- **Given text**
● ● ● ●

Elections in the time of social media

Giuseppe Porcaro’s novel Disco Sour (2018) depicts a dystopian future following a continental civil war.
amit bandre
amit bandre

Social media is like Aladdin’s genie; you need a master to control it. And it is the responsibility of the institutions to control the genie

Giuseppe Porcaro’s novel Disco Sour (2018) depicts a dystopian future following a continental civil war. Bastian Balthazar Bux, a key member of The Federation, the European network of civil society and local governments, discovers a plan by someone named Zukowsky to sell Plebiscitum, a dating-style app that is meant to replace elections with a simple swipe, at a conference in Chile that Bux is also invited to attend. The story is about Bux’s attempt to save democracy from being swiped away.

The predicted techno-future of democracy portrayed in Disco Sour must have been motivated by the ‘Swipe the Vote’ campaign of dating app Tinder, released during the 2016 US presidential campaign. It let people swipe on issues in order to match them with the most appropriate candidate. Is that the future of democracy?

● ● ● ●

- **Data to examine**
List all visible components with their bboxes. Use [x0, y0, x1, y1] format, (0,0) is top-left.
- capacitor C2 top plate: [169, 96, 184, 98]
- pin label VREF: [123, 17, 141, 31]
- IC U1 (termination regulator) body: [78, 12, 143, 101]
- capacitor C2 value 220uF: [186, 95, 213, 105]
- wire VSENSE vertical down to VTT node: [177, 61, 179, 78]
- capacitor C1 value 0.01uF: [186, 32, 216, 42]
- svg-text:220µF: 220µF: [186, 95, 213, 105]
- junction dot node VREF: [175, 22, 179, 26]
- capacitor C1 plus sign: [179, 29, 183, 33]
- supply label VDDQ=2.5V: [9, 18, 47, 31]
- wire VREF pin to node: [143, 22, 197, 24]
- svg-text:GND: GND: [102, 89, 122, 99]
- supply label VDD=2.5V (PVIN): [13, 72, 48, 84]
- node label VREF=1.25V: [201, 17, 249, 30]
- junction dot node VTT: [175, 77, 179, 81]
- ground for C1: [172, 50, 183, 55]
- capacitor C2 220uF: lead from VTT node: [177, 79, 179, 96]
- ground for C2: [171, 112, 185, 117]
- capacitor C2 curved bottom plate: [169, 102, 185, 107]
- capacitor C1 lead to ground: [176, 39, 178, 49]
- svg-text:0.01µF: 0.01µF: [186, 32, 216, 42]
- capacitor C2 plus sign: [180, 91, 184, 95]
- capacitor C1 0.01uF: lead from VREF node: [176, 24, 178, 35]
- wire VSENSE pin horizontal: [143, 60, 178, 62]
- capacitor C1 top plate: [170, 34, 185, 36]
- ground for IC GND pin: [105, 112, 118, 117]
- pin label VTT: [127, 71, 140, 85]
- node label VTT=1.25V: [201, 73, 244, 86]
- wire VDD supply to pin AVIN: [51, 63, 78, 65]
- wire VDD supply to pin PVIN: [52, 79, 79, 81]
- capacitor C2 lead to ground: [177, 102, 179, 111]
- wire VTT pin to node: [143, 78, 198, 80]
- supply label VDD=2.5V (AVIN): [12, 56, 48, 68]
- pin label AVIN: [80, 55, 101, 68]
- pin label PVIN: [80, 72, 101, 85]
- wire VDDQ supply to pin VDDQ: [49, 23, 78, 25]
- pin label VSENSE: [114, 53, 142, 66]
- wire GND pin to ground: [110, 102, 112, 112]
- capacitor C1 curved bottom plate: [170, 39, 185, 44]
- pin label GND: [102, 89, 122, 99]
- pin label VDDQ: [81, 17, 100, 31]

● ● ● ●

- **Required actions**
- 1) Rewrite the piece on elections and social media from "The predicted techno-future" up to and including "future of democracy?", swapping "dating app" for "matchmaking app".
- 2) Using the article on elections and social media, decide whether each statement agrees with it. Answer yes or no, and quote the words that decide it.
(a) The plan Bux discovers is to sell Plebiscitum at a conference in Argentina.
(b) Plebiscitum is meant to replace elections with a simple swipe.
(c) Tinder's 'Swipe the Vote' campaign was released during the 2020 US presidential campaign.

- **Answers by item number**
- 1)
The predicted techno-future of democracy portrayed in Disco Sour must have been motivated by the ‘Swipe the Vote’ campaign of matchmaking app Tinder, released during the 2016 US presidential campaign. It let people swipe on issues in order to match them with the most appropriate candidate. Is that the future of democracy?

- 2)
(a) No: "at a conference in Chile that Bux is also invited to attend"
(b) Yes: "a dating-style app that is meant to replace elections with a simple swipe"
(c) No: "released during the 2016 US presidential campaign"